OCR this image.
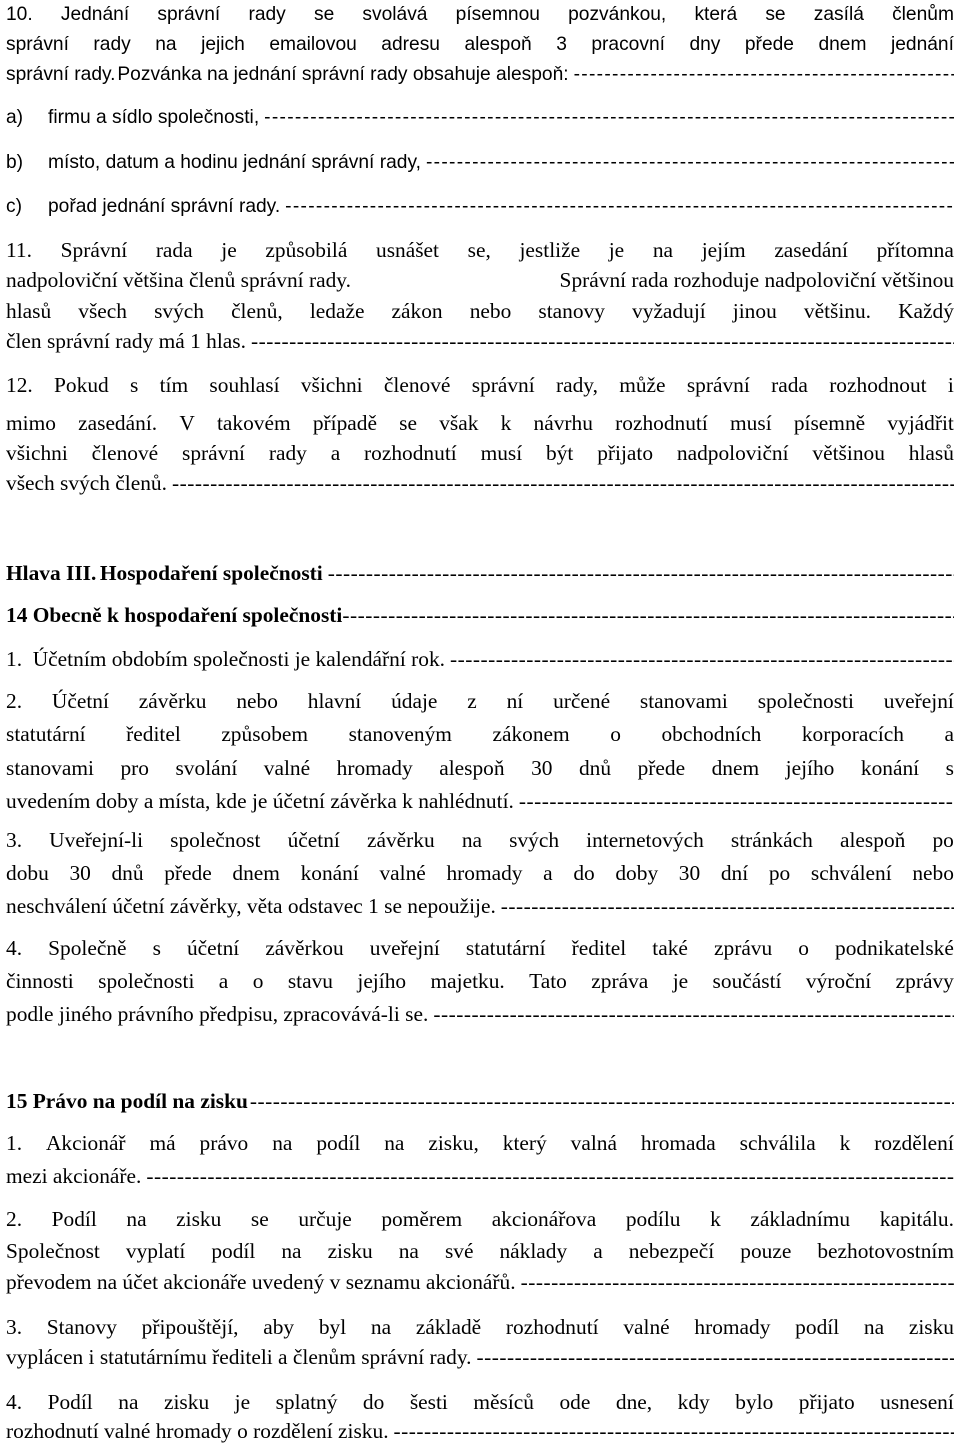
10. Jednání správní rady se svolává písemnou pozvánkou, která se zasílá členům
správní rady na jejich emailovou adresu alespoň 3 pracovní dny přede dnem jednání
správní rady. Pozvánka na jednání správní rady obsahuje alespoň:
-----
a)	firmu a sídlo společnosti,
-----
b)	místo, datum a hodinu jednání správní rady,
-----
c)	pořad jednání správní rady.
-----
11. Správní rada je způsobilá usnášet se, jestliže je na jejím zasedání přítomna
nadpoloviční většina členů správní rady.	Správní rada rozhoduje nadpoloviční většinou
hlasů všech svých členů, ledaže zákon nebo stanovy vyžadují jinou většinu. Každý
člen správní rady má 1 hlas.
-----
12. Pokud s tím souhlasí všichni členové správní rady, může správní rada rozhodnout i
mimo zasedání. V takovém případě se však k návrhu rozhodnutí musí písemně vyjádřit
všichni členové správní rady a rozhodnutí musí být přijato nadpoloviční většinou hlasů
všech svých členů.
-----
Hlava III. Hospodaření společnosti
-----
14 Obecně k hospodaření společnosti
-----
1.  Účetním obdobím společnosti je kalendářní rok.
-----
2. Účetní závěrku nebo hlavní údaje z ní určené stanovami společnosti uveřejní
statutární ředitel způsobem stanoveným zákonem o obchodních korporacích a
stanovami pro svolání valné hromady alespoň 30 dnů přede dnem jejího konání s
uvedením doby a místa, kde je účetní závěrka k nahlédnutí.
-----
3. Uveřejní-li společnost účetní závěrku na svých internetových stránkách alespoň po
dobu 30 dnů přede dnem konání valné hromady a do doby 30 dní po schválení nebo
neschválení účetní závěrky, věta odstavec 1 se nepoužije.
-----
4. Společně s účetní závěrkou uveřejní statutární ředitel také zprávu o podnikatelské
činnosti společnosti a o stavu jejího majetku. Tato zpráva je součástí výroční zprávy
podle jiného právního předpisu, zpracovává-li se.
-----
15 Právo na podíl na zisku
-----
1. Akcionář má právo na podíl na zisku, který valná hromada schválila k rozdělení
mezi akcionáře.
-----
2. Podíl na zisku se určuje poměrem akcionářova podílu k základnímu kapitálu.
Společnost vyplatí podíl na zisku na své náklady a nebezpečí pouze bezhotovostním
převodem na účet akcionáře uvedený v seznamu akcionářů.
-----
3. Stanovy připouštějí, aby byl na základě rozhodnutí valné hromady podíl na zisku
vyplácen i statutárnímu řediteli a členům správní rady.
-----
4. Podíl na zisku je splatný do šesti měsíců ode dne, kdy bylo přijato usnesení
rozhodnutí valné hromady o rozdělení zisku.
-----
##############################
**The exercise:** Transcribe each entry precisely as given, leaving the pictures out.

**Worked answer:**
OCR this image.
10. Jednání správní rady se svolává písemnou pozvánkou, která se zasílá členům
správní rady na jejich emailovou adresu alespoň 3 pracovní dny přede dnem jednání
správní rady. Pozvánka na jednání správní rady obsahuje alespoň:
-----
a)	firmu a sídlo společnosti,
-----
b)	místo, datum a hodinu jednání správní rady,
-----
c)	pořad jednání správní rady.
-----
11. Správní rada je způsobilá usnášet se, jestliže je na jejím zasedání přítomna
nadpoloviční většina členů správní rady.	Správní rada rozhoduje nadpoloviční většinou
hlasů všech svých členů, ledaže zákon nebo stanovy vyžadují jinou většinu. Každý
člen správní rady má 1 hlas.
-----
12. Pokud s tím souhlasí všichni členové správní rady, může správní rada rozhodnout i
mimo zasedání. V takovém případě se však k návrhu rozhodnutí musí písemně vyjádřit
všichni členové správní rady a rozhodnutí musí být přijato nadpoloviční většinou hlasů
všech svých členů.
-----
Hlava III. Hospodaření společnosti
-----
14 Obecně k hospodaření společnosti
-----
1.  Účetním obdobím společnosti je kalendářní rok.
-----
2. Účetní závěrku nebo hlavní údaje z ní určené stanovami společnosti uveřejní
statutární ředitel způsobem stanoveným zákonem o obchodních korporacích a
stanovami pro svolání valné hromady alespoň 30 dnů přede dnem jejího konání s
uvedením doby a místa, kde je účetní závěrka k nahlédnutí.
-----
3. Uveřejní-li společnost účetní závěrku na svých internetových stránkách alespoň po
dobu 30 dnů přede dnem konání valné hromady a do doby 30 dní po schválení nebo
neschválení účetní závěrky, věta odstavec 1 se nepoužije.
-----
4. Společně s účetní závěrkou uveřejní statutární ředitel také zprávu o podnikatelské
činnosti společnosti a o stavu jejího majetku. Tato zpráva je součástí výroční zprávy
podle jiného právního předpisu, zpracovává-li se.
-----
15 Právo na podíl na zisku
-----
1. Akcionář má právo na podíl na zisku, který valná hromada schválila k rozdělení
mezi akcionáře.
-----
2. Podíl na zisku se určuje poměrem akcionářova podílu k základnímu kapitálu.
Společnost vyplatí podíl na zisku na své náklady a nebezpečí pouze bezhotovostním
převodem na účet akcionáře uvedený v seznamu akcionářů.
-----
3. Stanovy připouštějí, aby byl na základě rozhodnutí valné hromady podíl na zisku
vyplácen i statutárnímu řediteli a členům správní rady.
-----
4. Podíl na zisku je splatný do šesti měsíců ode dne, kdy bylo přijato usnesení
rozhodnutí valné hromady o rozdělení zisku.
-----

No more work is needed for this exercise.